▸ **Provided records**:

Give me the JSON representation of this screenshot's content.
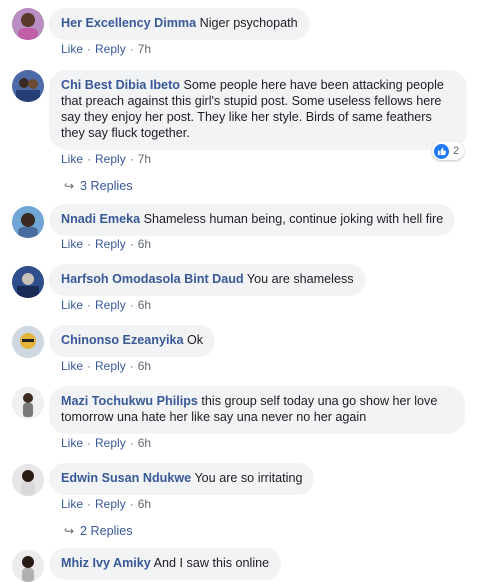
{
  "comments": [
    {
      "author": "Her Excellency Dimma",
      "text": "Niger psychopath",
      "like": "Like",
      "reply": "Reply",
      "time": "7h"
    },
    {
      "author": "Chi Best Dibia Ibeto",
      "text": "Some people here have been attacking people that preach against this girl's stupid post. Some useless fellows here say they enjoy her post. They like her style. Birds of same feathers they say fluck together.",
      "like": "Like",
      "reply": "Reply",
      "time": "7h",
      "reaction_count": "2",
      "replies": "3 Replies"
    },
    {
      "author": "Nnadi Emeka",
      "text": "Shameless human being, continue joking with hell fire",
      "like": "Like",
      "reply": "Reply",
      "time": "6h"
    },
    {
      "author": "Harfsoh Omodasola Bint Daud",
      "text": "You are shameless",
      "like": "Like",
      "reply": "Reply",
      "time": "6h"
    },
    {
      "author": "Chinonso Ezeanyika",
      "text": "Ok",
      "like": "Like",
      "reply": "Reply",
      "time": "6h"
    },
    {
      "author": "Mazi Tochukwu Philips",
      "text": "this group self today una go show her love tomorrow una hate her like say una never no her again",
      "like": "Like",
      "reply": "Reply",
      "time": "6h"
    },
    {
      "author": "Edwin Susan Ndukwe",
      "text": "You are so irritating",
      "like": "Like",
      "reply": "Reply",
      "time": "6h",
      "replies": "2 Replies"
    },
    {
      "author": "Mhiz Ivy Amiky",
      "text": "And I saw this online"
    }
  ],
  "colors": {
    "link": "#385898",
    "bubble": "#f2f3f5",
    "meta": "#606770",
    "like_blue": "#2078f4"
  },
  "icons": {
    "reaction": "thumbs-up-icon",
    "replies_arrow": "reply-arrow-icon"
  }
}
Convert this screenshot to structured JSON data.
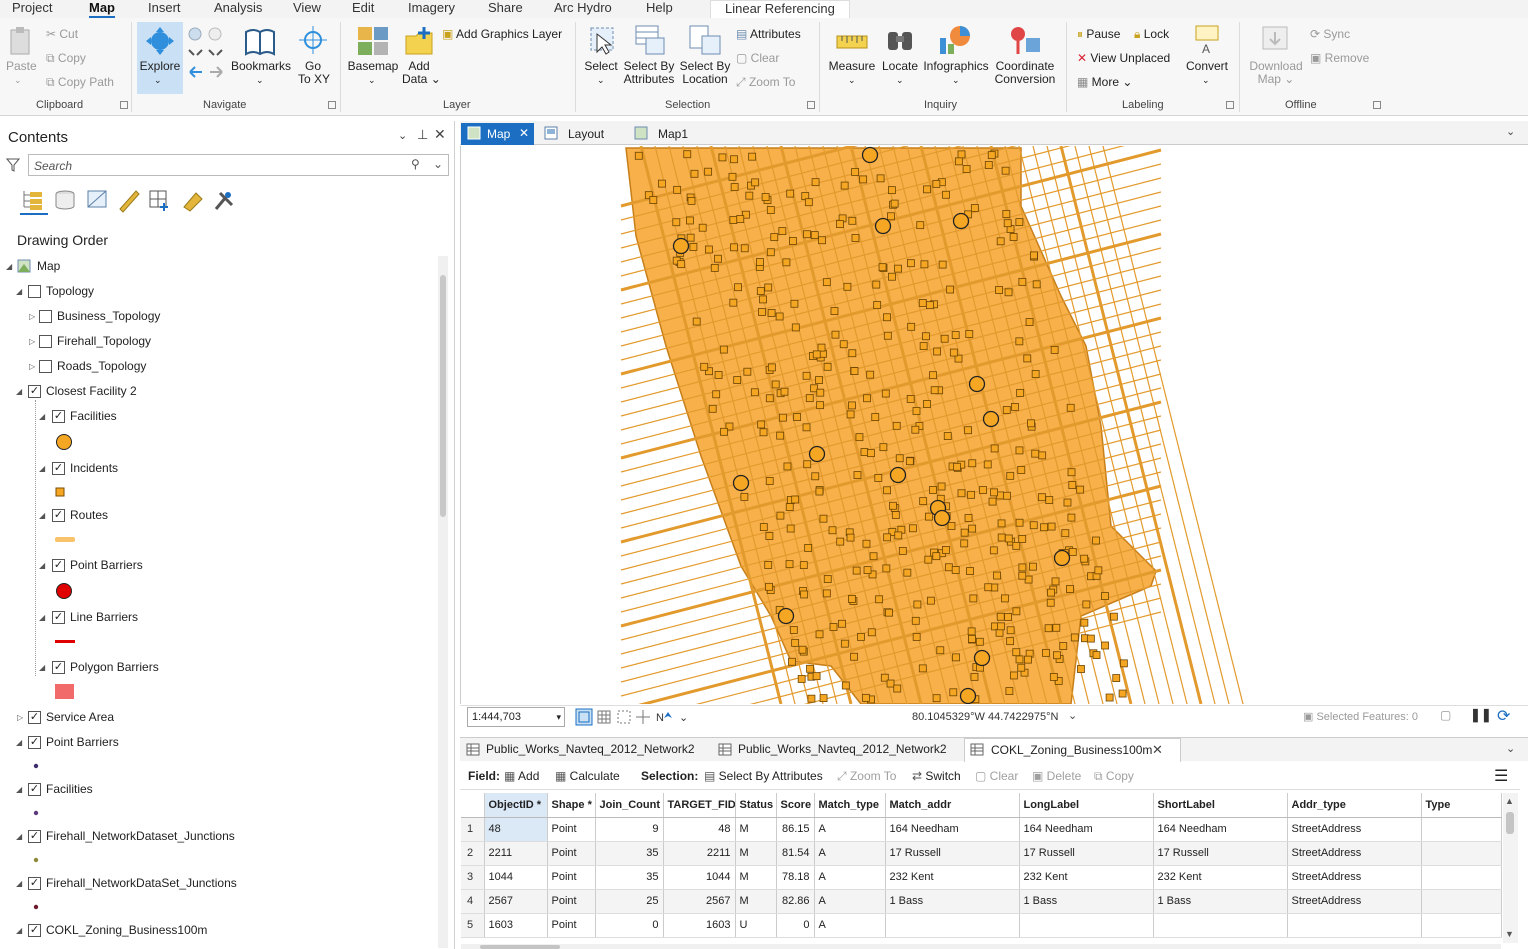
{
  "ribbon_tabs": [
    "Project",
    "Map",
    "Insert",
    "Analysis",
    "View",
    "Edit",
    "Imagery",
    "Share",
    "Arc Hydro",
    "Help",
    "Linear Referencing"
  ],
  "clipboard": {
    "paste": "Paste",
    "cut": "Cut",
    "copy": "Copy",
    "copy_path": "Copy Path",
    "label": "Clipboard"
  },
  "navigate": {
    "explore": "Explore",
    "bookmarks": "Bookmarks",
    "go_to": "Go",
    "go_to2": "To XY",
    "label": "Navigate"
  },
  "layer": {
    "basemap": "Basemap",
    "add": "Add",
    "data": "Data",
    "add_graphics": "Add Graphics Layer",
    "label": "Layer"
  },
  "selection": {
    "select": "Select",
    "by_attr1": "Select By",
    "by_attr2": "Attributes",
    "by_loc1": "Select By",
    "by_loc2": "Location",
    "attributes": "Attributes",
    "clear": "Clear",
    "zoom_to": "Zoom To",
    "label": "Selection"
  },
  "inquiry": {
    "measure": "Measure",
    "locate": "Locate",
    "infographics": "Infographics",
    "coord1": "Coordinate",
    "coord2": "Conversion",
    "label": "Inquiry"
  },
  "labeling": {
    "pause": "Pause",
    "lock": "Lock",
    "view_unplaced": "View Unplaced",
    "more": "More",
    "convert": "Convert",
    "label": "Labeling"
  },
  "offline": {
    "download1": "Download",
    "download2": "Map",
    "sync": "Sync",
    "remove": "Remove",
    "label": "Offline"
  },
  "contents": {
    "title": "Contents",
    "search_placeholder": "Search",
    "drawing_order": "Drawing Order",
    "layers": [
      {
        "name": "Map"
      },
      {
        "name": "Topology"
      },
      {
        "name": "Business_Topology"
      },
      {
        "name": "Firehall_Topology"
      },
      {
        "name": "Roads_Topology"
      },
      {
        "name": "Closest Facility 2"
      },
      {
        "name": "Facilities"
      },
      {
        "name": "Incidents"
      },
      {
        "name": "Routes"
      },
      {
        "name": "Point Barriers"
      },
      {
        "name": "Line Barriers"
      },
      {
        "name": "Polygon Barriers"
      },
      {
        "name": "Service Area"
      },
      {
        "name": "Point Barriers"
      },
      {
        "name": "Facilities"
      },
      {
        "name": "Firehall_NetworkDataset_Junctions"
      },
      {
        "name": "Firehall_NetworkDataSet_Junctions"
      },
      {
        "name": "COKL_Zoning_Business100m"
      }
    ]
  },
  "map_tabs": [
    "Map",
    "Layout",
    "Map1"
  ],
  "status": {
    "scale": "1:444,703",
    "coords": "80.1045329°W 44.7422975°N",
    "selected": "Selected Features: 0"
  },
  "table_tabs": [
    "Public_Works_Navteq_2012_Network2",
    "Public_Works_Navteq_2012_Network2",
    "COKL_Zoning_Business100m"
  ],
  "table_tools": {
    "field": "Field:",
    "add": "Add",
    "calculate": "Calculate",
    "selection": "Selection:",
    "select_by_attr": "Select By Attributes",
    "zoom_to": "Zoom To",
    "switch": "Switch",
    "clear": "Clear",
    "delete": "Delete",
    "copy": "Copy"
  },
  "table": {
    "columns": [
      "",
      "ObjectID *",
      "Shape *",
      "Join_Count",
      "TARGET_FID",
      "Status",
      "Score",
      "Match_type",
      "Match_addr",
      "LongLabel",
      "ShortLabel",
      "Addr_type",
      "Type"
    ],
    "rows": [
      [
        "1",
        "48",
        "Point",
        "9",
        "48",
        "M",
        "86.15",
        "A",
        "164 Needham",
        "164 Needham",
        "164 Needham",
        "StreetAddress",
        ""
      ],
      [
        "2",
        "2211",
        "Point",
        "35",
        "2211",
        "M",
        "81.54",
        "A",
        "17 Russell",
        "17 Russell",
        "17 Russell",
        "StreetAddress",
        ""
      ],
      [
        "3",
        "1044",
        "Point",
        "35",
        "1044",
        "M",
        "78.18",
        "A",
        "232 Kent",
        "232 Kent",
        "232 Kent",
        "StreetAddress",
        ""
      ],
      [
        "4",
        "2567",
        "Point",
        "25",
        "2567",
        "M",
        "82.86",
        "A",
        "1 Bass",
        "1 Bass",
        "1 Bass",
        "StreetAddress",
        ""
      ],
      [
        "5",
        "1603",
        "Point",
        "0",
        "1603",
        "U",
        "0",
        "A",
        "",
        "",
        "",
        "",
        ""
      ]
    ]
  },
  "colors": {
    "accent": "#1b6ec2",
    "facility": "#f5a623",
    "route": "#f9c36b",
    "barrier": "#e00000",
    "polygon_barrier": "#f26b6b",
    "map_fill": "#f7b04a"
  }
}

▸ **Exercise**:
Leave images out of the retyped records; keep all else exact.

▸ **Written answer**:
Give me the JSON representation of this screenshot's content.
{
  "comments": [
    {
      "author": "Her Excellency Dimma",
      "text": "Niger psychopath",
      "like": "Like",
      "reply": "Reply",
      "time": "7h"
    },
    {
      "author": "Chi Best Dibia Ibeto",
      "text": "Some people here have been attacking people that preach against this girl's stupid post. Some useless fellows here say they enjoy her post. They like her style. Birds of same feathers they say fluck together.",
      "like": "Like",
      "reply": "Reply",
      "time": "7h",
      "reaction_count": "2",
      "replies": "3 Replies"
    },
    {
      "author": "Nnadi Emeka",
      "text": "Shameless human being, continue joking with hell fire",
      "like": "Like",
      "reply": "Reply",
      "time": "6h"
    },
    {
      "author": "Harfsoh Omodasola Bint Daud",
      "text": "You are shameless",
      "like": "Like",
      "reply": "Reply",
      "time": "6h"
    },
    {
      "author": "Chinonso Ezeanyika",
      "text": "Ok",
      "like": "Like",
      "reply": "Reply",
      "time": "6h"
    },
    {
      "author": "Mazi Tochukwu Philips",
      "text": "this group self today una go show her love tomorrow una hate her like say una never no her again",
      "like": "Like",
      "reply": "Reply",
      "time": "6h"
    },
    {
      "author": "Edwin Susan Ndukwe",
      "text": "You are so irritating",
      "like": "Like",
      "reply": "Reply",
      "time": "6h",
      "replies": "2 Replies"
    },
    {
      "author": "Mhiz Ivy Amiky",
      "text": "And I saw this online"
    }
  ],
  "colors": {
    "link": "#385898",
    "bubble": "#f2f3f5",
    "meta": "#606770",
    "like_blue": "#2078f4"
  },
  "icons": {
    "reaction": "thumbs-up-icon",
    "replies_arrow": "reply-arrow-icon"
  }
}
Convert this screenshot to structured JSON data.
{
  "ribbon_tabs": [
    "Project",
    "Map",
    "Insert",
    "Analysis",
    "View",
    "Edit",
    "Imagery",
    "Share",
    "Arc Hydro",
    "Help",
    "Linear Referencing"
  ],
  "clipboard": {
    "paste": "Paste",
    "cut": "Cut",
    "copy": "Copy",
    "copy_path": "Copy Path",
    "label": "Clipboard"
  },
  "navigate": {
    "explore": "Explore",
    "bookmarks": "Bookmarks",
    "go_to": "Go",
    "go_to2": "To XY",
    "label": "Navigate"
  },
  "layer": {
    "basemap": "Basemap",
    "add": "Add",
    "data": "Data",
    "add_graphics": "Add Graphics Layer",
    "label": "Layer"
  },
  "selection": {
    "select": "Select",
    "by_attr1": "Select By",
    "by_attr2": "Attributes",
    "by_loc1": "Select By",
    "by_loc2": "Location",
    "attributes": "Attributes",
    "clear": "Clear",
    "zoom_to": "Zoom To",
    "label": "Selection"
  },
  "inquiry": {
    "measure": "Measure",
    "locate": "Locate",
    "infographics": "Infographics",
    "coord1": "Coordinate",
    "coord2": "Conversion",
    "label": "Inquiry"
  },
  "labeling": {
    "pause": "Pause",
    "lock": "Lock",
    "view_unplaced": "View Unplaced",
    "more": "More",
    "convert": "Convert",
    "label": "Labeling"
  },
  "offline": {
    "download1": "Download",
    "download2": "Map",
    "sync": "Sync",
    "remove": "Remove",
    "label": "Offline"
  },
  "contents": {
    "title": "Contents",
    "search_placeholder": "Search",
    "drawing_order": "Drawing Order",
    "layers": [
      {
        "name": "Map"
      },
      {
        "name": "Topology"
      },
      {
        "name": "Business_Topology"
      },
      {
        "name": "Firehall_Topology"
      },
      {
        "name": "Roads_Topology"
      },
      {
        "name": "Closest Facility 2"
      },
      {
        "name": "Facilities"
      },
      {
        "name": "Incidents"
      },
      {
        "name": "Routes"
      },
      {
        "name": "Point Barriers"
      },
      {
        "name": "Line Barriers"
      },
      {
        "name": "Polygon Barriers"
      },
      {
        "name": "Service Area"
      },
      {
        "name": "Point Barriers"
      },
      {
        "name": "Facilities"
      },
      {
        "name": "Firehall_NetworkDataset_Junctions"
      },
      {
        "name": "Firehall_NetworkDataSet_Junctions"
      },
      {
        "name": "COKL_Zoning_Business100m"
      }
    ]
  },
  "map_tabs": [
    "Map",
    "Layout",
    "Map1"
  ],
  "status": {
    "scale": "1:444,703",
    "coords": "80.1045329°W 44.7422975°N",
    "selected": "Selected Features: 0"
  },
  "table_tabs": [
    "Public_Works_Navteq_2012_Network2",
    "Public_Works_Navteq_2012_Network2",
    "COKL_Zoning_Business100m"
  ],
  "table_tools": {
    "field": "Field:",
    "add": "Add",
    "calculate": "Calculate",
    "selection": "Selection:",
    "select_by_attr": "Select By Attributes",
    "zoom_to": "Zoom To",
    "switch": "Switch",
    "clear": "Clear",
    "delete": "Delete",
    "copy": "Copy"
  },
  "table": {
    "columns": [
      "",
      "ObjectID *",
      "Shape *",
      "Join_Count",
      "TARGET_FID",
      "Status",
      "Score",
      "Match_type",
      "Match_addr",
      "LongLabel",
      "ShortLabel",
      "Addr_type",
      "Type"
    ],
    "rows": [
      [
        "1",
        "48",
        "Point",
        "9",
        "48",
        "M",
        "86.15",
        "A",
        "164 Needham",
        "164 Needham",
        "164 Needham",
        "StreetAddress",
        ""
      ],
      [
        "2",
        "2211",
        "Point",
        "35",
        "2211",
        "M",
        "81.54",
        "A",
        "17 Russell",
        "17 Russell",
        "17 Russell",
        "StreetAddress",
        ""
      ],
      [
        "3",
        "1044",
        "Point",
        "35",
        "1044",
        "M",
        "78.18",
        "A",
        "232 Kent",
        "232 Kent",
        "232 Kent",
        "StreetAddress",
        ""
      ],
      [
        "4",
        "2567",
        "Point",
        "25",
        "2567",
        "M",
        "82.86",
        "A",
        "1 Bass",
        "1 Bass",
        "1 Bass",
        "StreetAddress",
        ""
      ],
      [
        "5",
        "1603",
        "Point",
        "0",
        "1603",
        "U",
        "0",
        "A",
        "",
        "",
        "",
        "",
        ""
      ]
    ]
  },
  "colors": {
    "accent": "#1b6ec2",
    "facility": "#f5a623",
    "route": "#f9c36b",
    "barrier": "#e00000",
    "polygon_barrier": "#f26b6b",
    "map_fill": "#f7b04a"
  }
}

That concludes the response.